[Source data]
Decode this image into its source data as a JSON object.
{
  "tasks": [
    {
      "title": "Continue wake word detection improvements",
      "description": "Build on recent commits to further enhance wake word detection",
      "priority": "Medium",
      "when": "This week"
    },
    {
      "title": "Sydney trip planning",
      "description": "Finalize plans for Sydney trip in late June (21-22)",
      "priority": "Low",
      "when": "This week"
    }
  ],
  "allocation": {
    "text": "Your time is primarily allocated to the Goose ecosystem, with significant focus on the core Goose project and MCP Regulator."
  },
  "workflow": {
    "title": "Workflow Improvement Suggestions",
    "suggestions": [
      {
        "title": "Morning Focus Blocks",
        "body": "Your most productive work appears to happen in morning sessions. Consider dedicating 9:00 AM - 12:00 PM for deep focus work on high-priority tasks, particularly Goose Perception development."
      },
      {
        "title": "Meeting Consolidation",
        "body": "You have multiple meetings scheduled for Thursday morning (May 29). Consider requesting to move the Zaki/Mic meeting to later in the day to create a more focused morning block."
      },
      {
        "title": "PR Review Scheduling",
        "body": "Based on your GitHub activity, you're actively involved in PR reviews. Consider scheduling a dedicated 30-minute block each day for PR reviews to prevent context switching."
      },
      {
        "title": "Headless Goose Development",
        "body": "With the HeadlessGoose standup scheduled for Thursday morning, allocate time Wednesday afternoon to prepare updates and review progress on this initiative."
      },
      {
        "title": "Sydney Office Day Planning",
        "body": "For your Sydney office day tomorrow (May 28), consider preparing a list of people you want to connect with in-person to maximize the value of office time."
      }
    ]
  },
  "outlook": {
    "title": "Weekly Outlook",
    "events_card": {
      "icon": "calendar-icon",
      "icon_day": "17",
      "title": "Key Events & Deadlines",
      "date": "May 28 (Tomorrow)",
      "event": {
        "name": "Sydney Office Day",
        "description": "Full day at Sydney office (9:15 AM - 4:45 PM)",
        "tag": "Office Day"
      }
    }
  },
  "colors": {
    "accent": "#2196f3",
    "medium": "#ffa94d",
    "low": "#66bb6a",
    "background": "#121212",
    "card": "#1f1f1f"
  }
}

What is needed: Reproduce all the data word for word.

Result of this task:
Decode this image into its source data as a JSON object.
{
  "tasks": [
    {
      "title": "Continue wake word detection improvements",
      "description": "Build on recent commits to further enhance wake word detection",
      "priority": "Medium",
      "when": "This week"
    },
    {
      "title": "Sydney trip planning",
      "description": "Finalize plans for Sydney trip in late June (21-22)",
      "priority": "Low",
      "when": "This week"
    }
  ],
  "allocation": {
    "text": "Your time is primarily allocated to the Goose ecosystem, with significant focus on the core Goose project and MCP Regulator."
  },
  "workflow": {
    "title": "Workflow Improvement Suggestions",
    "suggestions": [
      {
        "title": "Morning Focus Blocks",
        "body": "Your most productive work appears to happen in morning sessions. Consider dedicating 9:00 AM - 12:00 PM for deep focus work on high-priority tasks, particularly Goose Perception development."
      },
      {
        "title": "Meeting Consolidation",
        "body": "You have multiple meetings scheduled for Thursday morning (May 29). Consider requesting to move the Zaki/Mic meeting to later in the day to create a more focused morning block."
      },
      {
        "title": "PR Review Scheduling",
        "body": "Based on your GitHub activity, you're actively involved in PR reviews. Consider scheduling a dedicated 30-minute block each day for PR reviews to prevent context switching."
      },
      {
        "title": "Headless Goose Development",
        "body": "With the HeadlessGoose standup scheduled for Thursday morning, allocate time Wednesday afternoon to prepare updates and review progress on this initiative."
      },
      {
        "title": "Sydney Office Day Planning",
        "body": "For your Sydney office day tomorrow (May 28), consider preparing a list of people you want to connect with in-person to maximize the value of office time."
      }
    ]
  },
  "outlook": {
    "title": "Weekly Outlook",
    "events_card": {
      "icon": "calendar-icon",
      "icon_day": "17",
      "title": "Key Events & Deadlines",
      "date": "May 28 (Tomorrow)",
      "event": {
        "name": "Sydney Office Day",
        "description": "Full day at Sydney office (9:15 AM - 4:45 PM)",
        "tag": "Office Day"
      }
    }
  },
  "colors": {
    "accent": "#2196f3",
    "medium": "#ffa94d",
    "low": "#66bb6a",
    "background": "#121212",
    "card": "#1f1f1f"
  }
}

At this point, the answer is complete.